Structured figure records:

▬▬▬▬▬▬▬▬▬▬

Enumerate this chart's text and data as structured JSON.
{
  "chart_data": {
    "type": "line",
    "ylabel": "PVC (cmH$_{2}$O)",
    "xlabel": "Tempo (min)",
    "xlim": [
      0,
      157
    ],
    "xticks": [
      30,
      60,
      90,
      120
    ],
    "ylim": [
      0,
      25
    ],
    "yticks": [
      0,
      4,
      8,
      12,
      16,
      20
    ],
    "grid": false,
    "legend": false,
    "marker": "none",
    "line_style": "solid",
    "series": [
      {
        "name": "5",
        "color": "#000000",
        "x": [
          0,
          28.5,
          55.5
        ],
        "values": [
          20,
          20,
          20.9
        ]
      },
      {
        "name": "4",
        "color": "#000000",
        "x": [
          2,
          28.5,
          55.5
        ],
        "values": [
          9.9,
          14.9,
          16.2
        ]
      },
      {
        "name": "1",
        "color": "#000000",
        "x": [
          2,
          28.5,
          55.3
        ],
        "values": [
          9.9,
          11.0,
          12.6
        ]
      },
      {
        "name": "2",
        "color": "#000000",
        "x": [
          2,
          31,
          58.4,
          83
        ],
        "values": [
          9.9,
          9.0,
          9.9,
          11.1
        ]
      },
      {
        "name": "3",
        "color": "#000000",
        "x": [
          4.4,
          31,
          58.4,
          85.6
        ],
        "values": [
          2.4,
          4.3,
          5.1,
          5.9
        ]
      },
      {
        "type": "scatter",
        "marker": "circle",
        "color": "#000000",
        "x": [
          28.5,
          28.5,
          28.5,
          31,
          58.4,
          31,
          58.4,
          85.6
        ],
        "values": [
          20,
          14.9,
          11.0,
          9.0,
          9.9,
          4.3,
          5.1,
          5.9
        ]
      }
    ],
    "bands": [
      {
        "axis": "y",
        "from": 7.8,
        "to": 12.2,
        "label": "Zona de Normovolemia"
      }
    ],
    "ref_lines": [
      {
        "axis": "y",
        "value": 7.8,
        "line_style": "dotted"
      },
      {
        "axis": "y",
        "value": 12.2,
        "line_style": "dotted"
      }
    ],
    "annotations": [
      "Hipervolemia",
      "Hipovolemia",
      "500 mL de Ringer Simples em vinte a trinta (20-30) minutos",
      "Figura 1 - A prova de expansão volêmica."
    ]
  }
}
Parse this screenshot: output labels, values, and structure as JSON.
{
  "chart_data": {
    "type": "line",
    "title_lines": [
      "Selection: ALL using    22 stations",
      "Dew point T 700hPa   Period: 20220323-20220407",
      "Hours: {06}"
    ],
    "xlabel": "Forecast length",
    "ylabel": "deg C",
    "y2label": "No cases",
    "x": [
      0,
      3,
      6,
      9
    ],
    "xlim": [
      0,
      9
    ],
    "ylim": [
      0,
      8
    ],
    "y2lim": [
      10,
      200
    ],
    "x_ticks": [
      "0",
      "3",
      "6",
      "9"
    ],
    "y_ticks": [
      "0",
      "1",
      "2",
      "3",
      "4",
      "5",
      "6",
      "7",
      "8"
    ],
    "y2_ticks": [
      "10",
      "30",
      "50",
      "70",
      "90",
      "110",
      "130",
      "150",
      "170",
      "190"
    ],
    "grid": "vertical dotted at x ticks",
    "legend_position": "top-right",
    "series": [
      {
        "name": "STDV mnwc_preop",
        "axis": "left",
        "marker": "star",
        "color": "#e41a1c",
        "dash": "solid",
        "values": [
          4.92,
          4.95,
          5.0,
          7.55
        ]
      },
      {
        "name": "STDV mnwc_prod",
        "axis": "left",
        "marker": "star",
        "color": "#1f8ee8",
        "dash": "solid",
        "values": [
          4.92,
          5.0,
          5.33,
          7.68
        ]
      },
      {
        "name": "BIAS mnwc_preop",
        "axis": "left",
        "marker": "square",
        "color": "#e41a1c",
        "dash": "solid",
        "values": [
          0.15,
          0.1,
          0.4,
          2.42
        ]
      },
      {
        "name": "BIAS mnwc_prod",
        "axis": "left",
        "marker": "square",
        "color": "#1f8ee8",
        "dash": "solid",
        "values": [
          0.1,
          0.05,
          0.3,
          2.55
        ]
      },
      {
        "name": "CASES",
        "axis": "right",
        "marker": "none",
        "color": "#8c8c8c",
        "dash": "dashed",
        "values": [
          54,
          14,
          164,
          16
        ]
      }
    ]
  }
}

▬▬▬▬▬▬▬▬▬▬

◆ WHAT IS BEING ASKED:
Your task is to return the full listing exactly as it was given.

◆ THE OUTPUT:
Enumerate this chart's text and data as structured JSON.
{
  "chart_data": {
    "type": "line",
    "ylabel": "PVC (cmH$_{2}$O)",
    "xlabel": "Tempo (min)",
    "xlim": [
      0,
      157
    ],
    "xticks": [
      30,
      60,
      90,
      120
    ],
    "ylim": [
      0,
      25
    ],
    "yticks": [
      0,
      4,
      8,
      12,
      16,
      20
    ],
    "grid": false,
    "legend": false,
    "marker": "none",
    "line_style": "solid",
    "series": [
      {
        "name": "5",
        "color": "#000000",
        "x": [
          0,
          28.5,
          55.5
        ],
        "values": [
          20,
          20,
          20.9
        ]
      },
      {
        "name": "4",
        "color": "#000000",
        "x": [
          2,
          28.5,
          55.5
        ],
        "values": [
          9.9,
          14.9,
          16.2
        ]
      },
      {
        "name": "1",
        "color": "#000000",
        "x": [
          2,
          28.5,
          55.3
        ],
        "values": [
          9.9,
          11.0,
          12.6
        ]
      },
      {
        "name": "2",
        "color": "#000000",
        "x": [
          2,
          31,
          58.4,
          83
        ],
        "values": [
          9.9,
          9.0,
          9.9,
          11.1
        ]
      },
      {
        "name": "3",
        "color": "#000000",
        "x": [
          4.4,
          31,
          58.4,
          85.6
        ],
        "values": [
          2.4,
          4.3,
          5.1,
          5.9
        ]
      },
      {
        "type": "scatter",
        "marker": "circle",
        "color": "#000000",
        "x": [
          28.5,
          28.5,
          28.5,
          31,
          58.4,
          31,
          58.4,
          85.6
        ],
        "values": [
          20,
          14.9,
          11.0,
          9.0,
          9.9,
          4.3,
          5.1,
          5.9
        ]
      }
    ],
    "bands": [
      {
        "axis": "y",
        "from": 7.8,
        "to": 12.2,
        "label": "Zona de Normovolemia"
      }
    ],
    "ref_lines": [
      {
        "axis": "y",
        "value": 7.8,
        "line_style": "dotted"
      },
      {
        "axis": "y",
        "value": 12.2,
        "line_style": "dotted"
      }
    ],
    "annotations": [
      "Hipervolemia",
      "Hipovolemia",
      "500 mL de Ringer Simples em vinte a trinta (20-30) minutos",
      "Figura 1 - A prova de expansão volêmica."
    ]
  }
}
Parse this screenshot: output labels, values, and structure as JSON.
{
  "chart_data": {
    "type": "line",
    "title_lines": [
      "Selection: ALL using    22 stations",
      "Dew point T 700hPa   Period: 20220323-20220407",
      "Hours: {06}"
    ],
    "xlabel": "Forecast length",
    "ylabel": "deg C",
    "y2label": "No cases",
    "x": [
      0,
      3,
      6,
      9
    ],
    "xlim": [
      0,
      9
    ],
    "ylim": [
      0,
      8
    ],
    "y2lim": [
      10,
      200
    ],
    "x_ticks": [
      "0",
      "3",
      "6",
      "9"
    ],
    "y_ticks": [
      "0",
      "1",
      "2",
      "3",
      "4",
      "5",
      "6",
      "7",
      "8"
    ],
    "y2_ticks": [
      "10",
      "30",
      "50",
      "70",
      "90",
      "110",
      "130",
      "150",
      "170",
      "190"
    ],
    "grid": "vertical dotted at x ticks",
    "legend_position": "top-right",
    "series": [
      {
        "name": "STDV mnwc_preop",
        "axis": "left",
        "marker": "star",
        "color": "#e41a1c",
        "dash": "solid",
        "values": [
          4.92,
          4.95,
          5.0,
          7.55
        ]
      },
      {
        "name": "STDV mnwc_prod",
        "axis": "left",
        "marker": "star",
        "color": "#1f8ee8",
        "dash": "solid",
        "values": [
          4.92,
          5.0,
          5.33,
          7.68
        ]
      },
      {
        "name": "BIAS mnwc_preop",
        "axis": "left",
        "marker": "square",
        "color": "#e41a1c",
        "dash": "solid",
        "values": [
          0.15,
          0.1,
          0.4,
          2.42
        ]
      },
      {
        "name": "BIAS mnwc_prod",
        "axis": "left",
        "marker": "square",
        "color": "#1f8ee8",
        "dash": "solid",
        "values": [
          0.1,
          0.05,
          0.3,
          2.55
        ]
      },
      {
        "name": "CASES",
        "axis": "right",
        "marker": "none",
        "color": "#8c8c8c",
        "dash": "dashed",
        "values": [
          54,
          14,
          164,
          16
        ]
      }
    ]
  }
}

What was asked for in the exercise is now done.